Start of Exercise input
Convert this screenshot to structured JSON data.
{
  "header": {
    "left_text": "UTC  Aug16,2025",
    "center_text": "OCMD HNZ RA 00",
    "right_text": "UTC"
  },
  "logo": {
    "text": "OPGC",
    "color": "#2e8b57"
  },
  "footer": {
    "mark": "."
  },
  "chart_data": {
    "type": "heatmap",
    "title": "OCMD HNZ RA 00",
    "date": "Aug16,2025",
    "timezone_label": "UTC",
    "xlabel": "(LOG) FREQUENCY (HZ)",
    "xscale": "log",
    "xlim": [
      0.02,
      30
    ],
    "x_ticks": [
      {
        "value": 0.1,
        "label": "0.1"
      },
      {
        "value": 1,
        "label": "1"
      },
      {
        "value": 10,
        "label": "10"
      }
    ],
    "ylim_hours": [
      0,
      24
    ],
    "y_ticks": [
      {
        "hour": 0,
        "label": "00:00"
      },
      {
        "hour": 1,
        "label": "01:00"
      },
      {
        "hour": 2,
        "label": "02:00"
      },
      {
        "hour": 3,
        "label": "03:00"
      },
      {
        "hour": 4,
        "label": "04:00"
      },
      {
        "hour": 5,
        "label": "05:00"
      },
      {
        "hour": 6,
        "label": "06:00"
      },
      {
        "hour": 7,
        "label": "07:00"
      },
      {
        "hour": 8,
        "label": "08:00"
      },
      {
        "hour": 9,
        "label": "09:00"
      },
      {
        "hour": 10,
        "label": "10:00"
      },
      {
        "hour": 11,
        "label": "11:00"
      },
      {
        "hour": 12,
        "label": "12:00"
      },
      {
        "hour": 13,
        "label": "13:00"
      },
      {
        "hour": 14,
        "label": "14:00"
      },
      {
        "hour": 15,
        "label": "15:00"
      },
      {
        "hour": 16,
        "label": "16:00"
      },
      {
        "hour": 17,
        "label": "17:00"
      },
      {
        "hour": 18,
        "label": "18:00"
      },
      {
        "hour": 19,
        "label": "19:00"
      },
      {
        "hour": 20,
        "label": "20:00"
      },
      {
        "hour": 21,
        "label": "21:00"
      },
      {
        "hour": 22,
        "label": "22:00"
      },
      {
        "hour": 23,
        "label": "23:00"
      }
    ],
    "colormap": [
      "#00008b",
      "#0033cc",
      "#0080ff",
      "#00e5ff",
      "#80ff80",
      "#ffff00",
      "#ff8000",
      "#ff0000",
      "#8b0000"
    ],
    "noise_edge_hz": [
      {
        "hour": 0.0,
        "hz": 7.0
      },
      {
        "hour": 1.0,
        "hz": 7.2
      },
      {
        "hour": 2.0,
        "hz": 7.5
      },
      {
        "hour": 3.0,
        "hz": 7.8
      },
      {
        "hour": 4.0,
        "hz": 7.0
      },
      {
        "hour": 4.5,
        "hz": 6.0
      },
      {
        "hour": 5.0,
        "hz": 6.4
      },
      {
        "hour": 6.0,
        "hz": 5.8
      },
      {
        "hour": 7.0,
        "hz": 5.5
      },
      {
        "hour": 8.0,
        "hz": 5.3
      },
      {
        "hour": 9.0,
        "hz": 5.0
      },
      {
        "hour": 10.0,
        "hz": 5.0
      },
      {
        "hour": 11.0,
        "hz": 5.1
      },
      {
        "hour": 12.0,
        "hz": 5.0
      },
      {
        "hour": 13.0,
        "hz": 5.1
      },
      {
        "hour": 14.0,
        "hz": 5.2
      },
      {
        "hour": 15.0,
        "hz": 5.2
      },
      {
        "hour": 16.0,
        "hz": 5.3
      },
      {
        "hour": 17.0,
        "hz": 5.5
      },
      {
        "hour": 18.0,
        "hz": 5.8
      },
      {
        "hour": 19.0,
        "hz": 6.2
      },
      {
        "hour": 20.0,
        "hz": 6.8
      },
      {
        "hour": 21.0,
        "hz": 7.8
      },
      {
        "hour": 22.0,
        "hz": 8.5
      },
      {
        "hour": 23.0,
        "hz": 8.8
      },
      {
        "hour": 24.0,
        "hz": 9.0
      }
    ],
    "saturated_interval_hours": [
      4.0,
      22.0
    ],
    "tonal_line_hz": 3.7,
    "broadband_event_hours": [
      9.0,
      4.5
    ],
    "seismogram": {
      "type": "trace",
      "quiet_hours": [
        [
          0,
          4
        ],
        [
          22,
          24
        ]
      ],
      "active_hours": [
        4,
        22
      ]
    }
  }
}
End of Exercise input
* [What is required]: Return the entries above exactly, each one complete.

* [Finished answer]:
Convert this screenshot to structured JSON data.
{
  "header": {
    "left_text": "UTC  Aug16,2025",
    "center_text": "OCMD HNZ RA 00",
    "right_text": "UTC"
  },
  "logo": {
    "text": "OPGC",
    "color": "#2e8b57"
  },
  "footer": {
    "mark": "."
  },
  "chart_data": {
    "type": "heatmap",
    "title": "OCMD HNZ RA 00",
    "date": "Aug16,2025",
    "timezone_label": "UTC",
    "xlabel": "(LOG) FREQUENCY (HZ)",
    "xscale": "log",
    "xlim": [
      0.02,
      30
    ],
    "x_ticks": [
      {
        "value": 0.1,
        "label": "0.1"
      },
      {
        "value": 1,
        "label": "1"
      },
      {
        "value": 10,
        "label": "10"
      }
    ],
    "ylim_hours": [
      0,
      24
    ],
    "y_ticks": [
      {
        "hour": 0,
        "label": "00:00"
      },
      {
        "hour": 1,
        "label": "01:00"
      },
      {
        "hour": 2,
        "label": "02:00"
      },
      {
        "hour": 3,
        "label": "03:00"
      },
      {
        "hour": 4,
        "label": "04:00"
      },
      {
        "hour": 5,
        "label": "05:00"
      },
      {
        "hour": 6,
        "label": "06:00"
      },
      {
        "hour": 7,
        "label": "07:00"
      },
      {
        "hour": 8,
        "label": "08:00"
      },
      {
        "hour": 9,
        "label": "09:00"
      },
      {
        "hour": 10,
        "label": "10:00"
      },
      {
        "hour": 11,
        "label": "11:00"
      },
      {
        "hour": 12,
        "label": "12:00"
      },
      {
        "hour": 13,
        "label": "13:00"
      },
      {
        "hour": 14,
        "label": "14:00"
      },
      {
        "hour": 15,
        "label": "15:00"
      },
      {
        "hour": 16,
        "label": "16:00"
      },
      {
        "hour": 17,
        "label": "17:00"
      },
      {
        "hour": 18,
        "label": "18:00"
      },
      {
        "hour": 19,
        "label": "19:00"
      },
      {
        "hour": 20,
        "label": "20:00"
      },
      {
        "hour": 21,
        "label": "21:00"
      },
      {
        "hour": 22,
        "label": "22:00"
      },
      {
        "hour": 23,
        "label": "23:00"
      }
    ],
    "colormap": [
      "#00008b",
      "#0033cc",
      "#0080ff",
      "#00e5ff",
      "#80ff80",
      "#ffff00",
      "#ff8000",
      "#ff0000",
      "#8b0000"
    ],
    "noise_edge_hz": [
      {
        "hour": 0.0,
        "hz": 7.0
      },
      {
        "hour": 1.0,
        "hz": 7.2
      },
      {
        "hour": 2.0,
        "hz": 7.5
      },
      {
        "hour": 3.0,
        "hz": 7.8
      },
      {
        "hour": 4.0,
        "hz": 7.0
      },
      {
        "hour": 4.5,
        "hz": 6.0
      },
      {
        "hour": 5.0,
        "hz": 6.4
      },
      {
        "hour": 6.0,
        "hz": 5.8
      },
      {
        "hour": 7.0,
        "hz": 5.5
      },
      {
        "hour": 8.0,
        "hz": 5.3
      },
      {
        "hour": 9.0,
        "hz": 5.0
      },
      {
        "hour": 10.0,
        "hz": 5.0
      },
      {
        "hour": 11.0,
        "hz": 5.1
      },
      {
        "hour": 12.0,
        "hz": 5.0
      },
      {
        "hour": 13.0,
        "hz": 5.1
      },
      {
        "hour": 14.0,
        "hz": 5.2
      },
      {
        "hour": 15.0,
        "hz": 5.2
      },
      {
        "hour": 16.0,
        "hz": 5.3
      },
      {
        "hour": 17.0,
        "hz": 5.5
      },
      {
        "hour": 18.0,
        "hz": 5.8
      },
      {
        "hour": 19.0,
        "hz": 6.2
      },
      {
        "hour": 20.0,
        "hz": 6.8
      },
      {
        "hour": 21.0,
        "hz": 7.8
      },
      {
        "hour": 22.0,
        "hz": 8.5
      },
      {
        "hour": 23.0,
        "hz": 8.8
      },
      {
        "hour": 24.0,
        "hz": 9.0
      }
    ],
    "saturated_interval_hours": [
      4.0,
      22.0
    ],
    "tonal_line_hz": 3.7,
    "broadband_event_hours": [
      9.0,
      4.5
    ],
    "seismogram": {
      "type": "trace",
      "quiet_hours": [
        [
          0,
          4
        ],
        [
          22,
          24
        ]
      ],
      "active_hours": [
        4,
        22
      ]
    }
  }
}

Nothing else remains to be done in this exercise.